***** The data *****

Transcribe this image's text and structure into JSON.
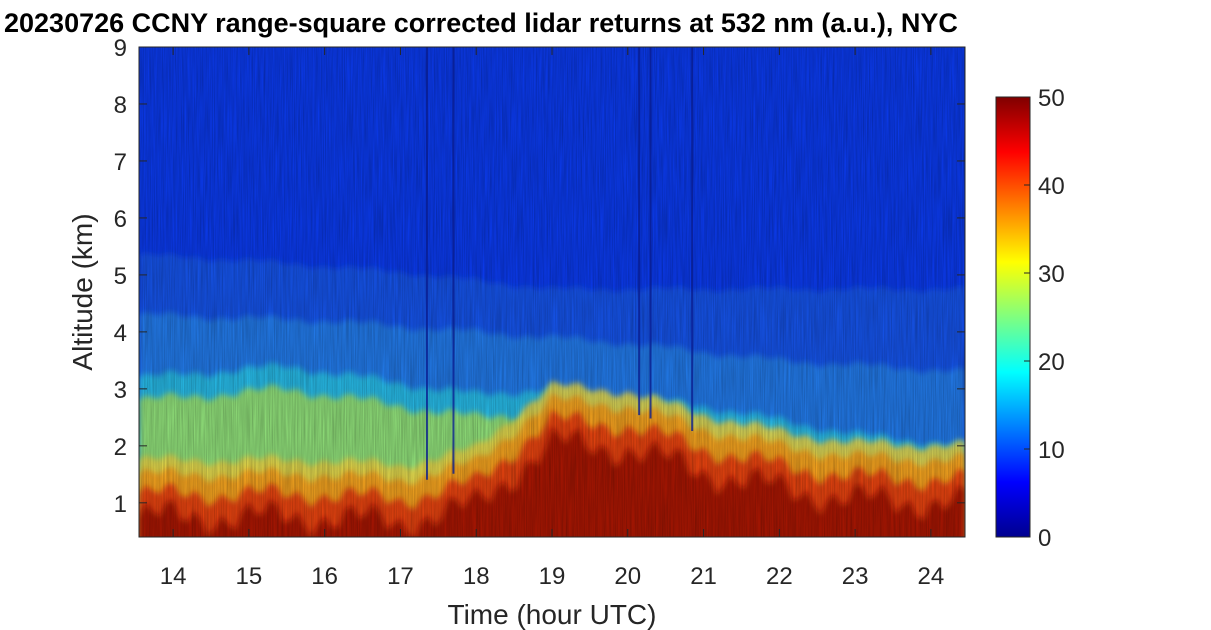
{
  "chart_data": {
    "type": "heatmap",
    "title": "20230726 CCNY range-square corrected lidar returns at 532 nm (a.u.), NYC",
    "xlabel": "Time (hour UTC)",
    "ylabel": "Altitude (km)",
    "xlim": [
      13.55,
      24.45
    ],
    "ylim": [
      0.4,
      9
    ],
    "xticks": [
      14,
      15,
      16,
      17,
      18,
      19,
      20,
      21,
      22,
      23,
      24
    ],
    "yticks": [
      1,
      2,
      3,
      4,
      5,
      6,
      7,
      8,
      9
    ],
    "colorbar": {
      "colormap": "jet",
      "range": [
        0,
        50
      ],
      "ticks": [
        0,
        10,
        20,
        30,
        40,
        50
      ]
    },
    "features": {
      "boundary_layer_top_km": [
        {
          "time": 13.6,
          "alt": 1.6
        },
        {
          "time": 16.0,
          "alt": 1.6
        },
        {
          "time": 17.0,
          "alt": 1.5
        },
        {
          "time": 18.0,
          "alt": 1.8
        },
        {
          "time": 18.7,
          "alt": 2.6
        },
        {
          "time": 19.0,
          "alt": 2.9
        },
        {
          "time": 20.0,
          "alt": 2.8
        },
        {
          "time": 21.0,
          "alt": 2.4
        },
        {
          "time": 22.0,
          "alt": 2.1
        },
        {
          "time": 23.0,
          "alt": 1.9
        },
        {
          "time": 24.45,
          "alt": 1.85
        }
      ],
      "aerosol_layer_tops_km": [
        {
          "time": 13.6,
          "alt": 3.1
        },
        {
          "time": 15.5,
          "alt": 3.3
        },
        {
          "time": 17.0,
          "alt": 3.0
        },
        {
          "time": 18.0,
          "alt": 2.8
        },
        {
          "time": 19.0,
          "alt": 2.9
        },
        {
          "time": 21.0,
          "alt": 2.6
        },
        {
          "time": 23.0,
          "alt": 2.1
        },
        {
          "time": 24.45,
          "alt": 1.9
        }
      ],
      "residual_layer_km": [
        {
          "time": 13.6,
          "alt": 4.1
        },
        {
          "time": 16.0,
          "alt": 4.0
        },
        {
          "time": 18.0,
          "alt": 3.8
        },
        {
          "time": 20.0,
          "alt": 3.6
        },
        {
          "time": 22.0,
          "alt": 3.3
        },
        {
          "time": 24.45,
          "alt": 3.1
        }
      ],
      "upper_layer_km": [
        {
          "time": 13.6,
          "alt": 5.2
        },
        {
          "time": 15.0,
          "alt": 5.1
        },
        {
          "time": 17.0,
          "alt": 4.9
        },
        {
          "time": 19.0,
          "alt": 4.6
        }
      ],
      "dark_vertical_streaks_hours": [
        17.35,
        17.7,
        20.15,
        20.3,
        20.85
      ]
    }
  }
}
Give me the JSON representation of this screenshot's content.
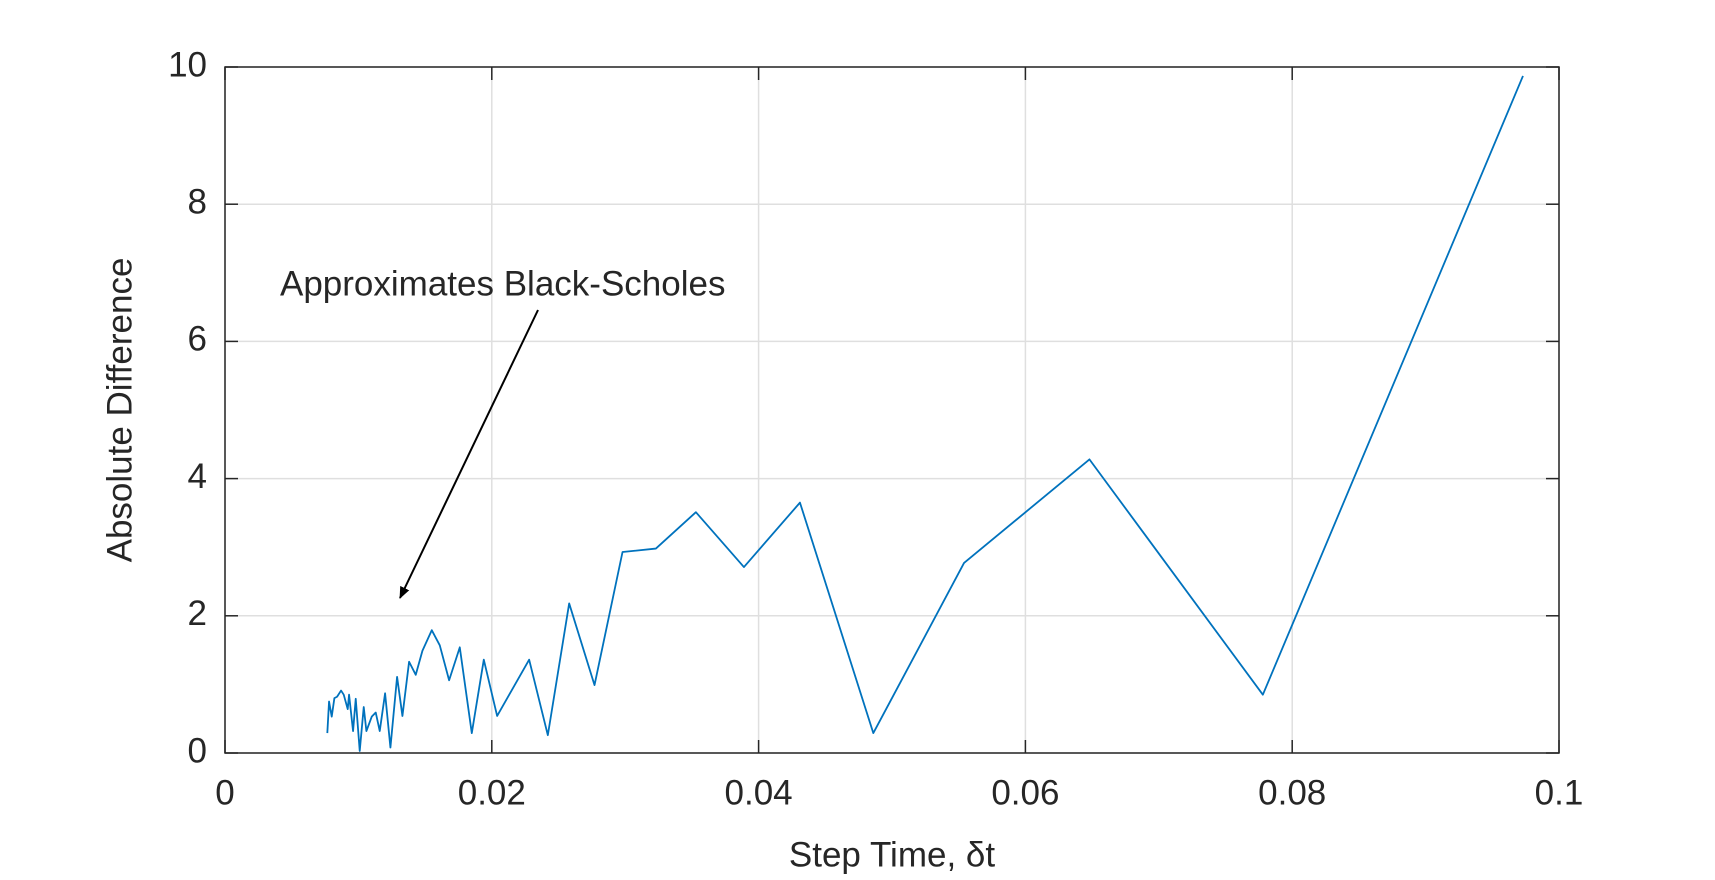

*****

__Written request__
Exactly reproduce each record, leaving out any pictures.

__Solution for this task__
Transcribe this image's text and structure into JSON.
{
  "chart_data": {
    "type": "heatmap",
    "title": "20230726 CCNY range-square corrected lidar returns at 532 nm (a.u.), NYC",
    "xlabel": "Time (hour UTC)",
    "ylabel": "Altitude (km)",
    "xlim": [
      13.55,
      24.45
    ],
    "ylim": [
      0.4,
      9
    ],
    "xticks": [
      14,
      15,
      16,
      17,
      18,
      19,
      20,
      21,
      22,
      23,
      24
    ],
    "yticks": [
      1,
      2,
      3,
      4,
      5,
      6,
      7,
      8,
      9
    ],
    "colorbar": {
      "colormap": "jet",
      "range": [
        0,
        50
      ],
      "ticks": [
        0,
        10,
        20,
        30,
        40,
        50
      ]
    },
    "features": {
      "boundary_layer_top_km": [
        {
          "time": 13.6,
          "alt": 1.6
        },
        {
          "time": 16.0,
          "alt": 1.6
        },
        {
          "time": 17.0,
          "alt": 1.5
        },
        {
          "time": 18.0,
          "alt": 1.8
        },
        {
          "time": 18.7,
          "alt": 2.6
        },
        {
          "time": 19.0,
          "alt": 2.9
        },
        {
          "time": 20.0,
          "alt": 2.8
        },
        {
          "time": 21.0,
          "alt": 2.4
        },
        {
          "time": 22.0,
          "alt": 2.1
        },
        {
          "time": 23.0,
          "alt": 1.9
        },
        {
          "time": 24.45,
          "alt": 1.85
        }
      ],
      "aerosol_layer_tops_km": [
        {
          "time": 13.6,
          "alt": 3.1
        },
        {
          "time": 15.5,
          "alt": 3.3
        },
        {
          "time": 17.0,
          "alt": 3.0
        },
        {
          "time": 18.0,
          "alt": 2.8
        },
        {
          "time": 19.0,
          "alt": 2.9
        },
        {
          "time": 21.0,
          "alt": 2.6
        },
        {
          "time": 23.0,
          "alt": 2.1
        },
        {
          "time": 24.45,
          "alt": 1.9
        }
      ],
      "residual_layer_km": [
        {
          "time": 13.6,
          "alt": 4.1
        },
        {
          "time": 16.0,
          "alt": 4.0
        },
        {
          "time": 18.0,
          "alt": 3.8
        },
        {
          "time": 20.0,
          "alt": 3.6
        },
        {
          "time": 22.0,
          "alt": 3.3
        },
        {
          "time": 24.45,
          "alt": 3.1
        }
      ],
      "upper_layer_km": [
        {
          "time": 13.6,
          "alt": 5.2
        },
        {
          "time": 15.0,
          "alt": 5.1
        },
        {
          "time": 17.0,
          "alt": 4.9
        },
        {
          "time": 19.0,
          "alt": 4.6
        }
      ],
      "dark_vertical_streaks_hours": [
        17.35,
        17.7,
        20.15,
        20.3,
        20.85
      ]
    }
  }
}
Give me the JSON representation of this screenshot's content.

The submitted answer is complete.